Restate the full set of records exactly, word for word.

* Begin Information supplied *

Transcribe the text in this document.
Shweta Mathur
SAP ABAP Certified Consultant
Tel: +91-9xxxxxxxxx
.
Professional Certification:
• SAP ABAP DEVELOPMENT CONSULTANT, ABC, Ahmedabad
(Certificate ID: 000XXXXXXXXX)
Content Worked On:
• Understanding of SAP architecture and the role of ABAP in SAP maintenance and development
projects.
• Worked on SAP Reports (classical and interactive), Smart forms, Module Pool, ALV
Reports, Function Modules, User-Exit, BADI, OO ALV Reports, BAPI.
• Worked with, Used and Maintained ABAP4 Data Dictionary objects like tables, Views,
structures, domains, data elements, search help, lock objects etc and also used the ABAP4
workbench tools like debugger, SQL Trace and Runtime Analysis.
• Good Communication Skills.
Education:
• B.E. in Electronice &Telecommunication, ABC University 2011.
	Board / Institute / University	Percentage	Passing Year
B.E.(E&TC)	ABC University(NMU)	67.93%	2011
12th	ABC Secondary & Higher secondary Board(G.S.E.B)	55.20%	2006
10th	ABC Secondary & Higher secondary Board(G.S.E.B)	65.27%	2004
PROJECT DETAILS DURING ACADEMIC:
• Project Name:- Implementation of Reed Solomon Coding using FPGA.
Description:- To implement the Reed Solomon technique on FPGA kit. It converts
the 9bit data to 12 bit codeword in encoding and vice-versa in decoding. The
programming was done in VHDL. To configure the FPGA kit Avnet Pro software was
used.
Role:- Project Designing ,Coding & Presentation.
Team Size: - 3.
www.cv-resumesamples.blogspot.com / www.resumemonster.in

* End Information supplied *

Solution for this exercise
Transcribe the text in this document.
Shweta Mathur
SAP ABAP Certified Consultant
Tel: +91-9xxxxxxxxx
.
Professional Certification:
• SAP ABAP DEVELOPMENT CONSULTANT, ABC, Ahmedabad
(Certificate ID: 000XXXXXXXXX)
Content Worked On:
• Understanding of SAP architecture and the role of ABAP in SAP maintenance and development
projects.
• Worked on SAP Reports (classical and interactive), Smart forms, Module Pool, ALV
Reports, Function Modules, User-Exit, BADI, OO ALV Reports, BAPI.
• Worked with, Used and Maintained ABAP4 Data Dictionary objects like tables, Views,
structures, domains, data elements, search help, lock objects etc and also used the ABAP4
workbench tools like debugger, SQL Trace and Runtime Analysis.
• Good Communication Skills.
Education:
• B.E. in Electronice &Telecommunication, ABC University 2011.
	Board / Institute / University	Percentage	Passing Year
B.E.(E&TC)	ABC University(NMU)	67.93%	2011
12th	ABC Secondary & Higher secondary Board(G.S.E.B)	55.20%	2006
10th	ABC Secondary & Higher secondary Board(G.S.E.B)	65.27%	2004
PROJECT DETAILS DURING ACADEMIC:
• Project Name:- Implementation of Reed Solomon Coding using FPGA.
Description:- To implement the Reed Solomon technique on FPGA kit. It converts
the 9bit data to 12 bit codeword in encoding and vice-versa in decoding. The
programming was done in VHDL. To configure the FPGA kit Avnet Pro software was
used.
Role:- Project Designing ,Coding & Presentation.
Team Size: - 3.
www.cv-resumesamples.blogspot.com / www.resumemonster.in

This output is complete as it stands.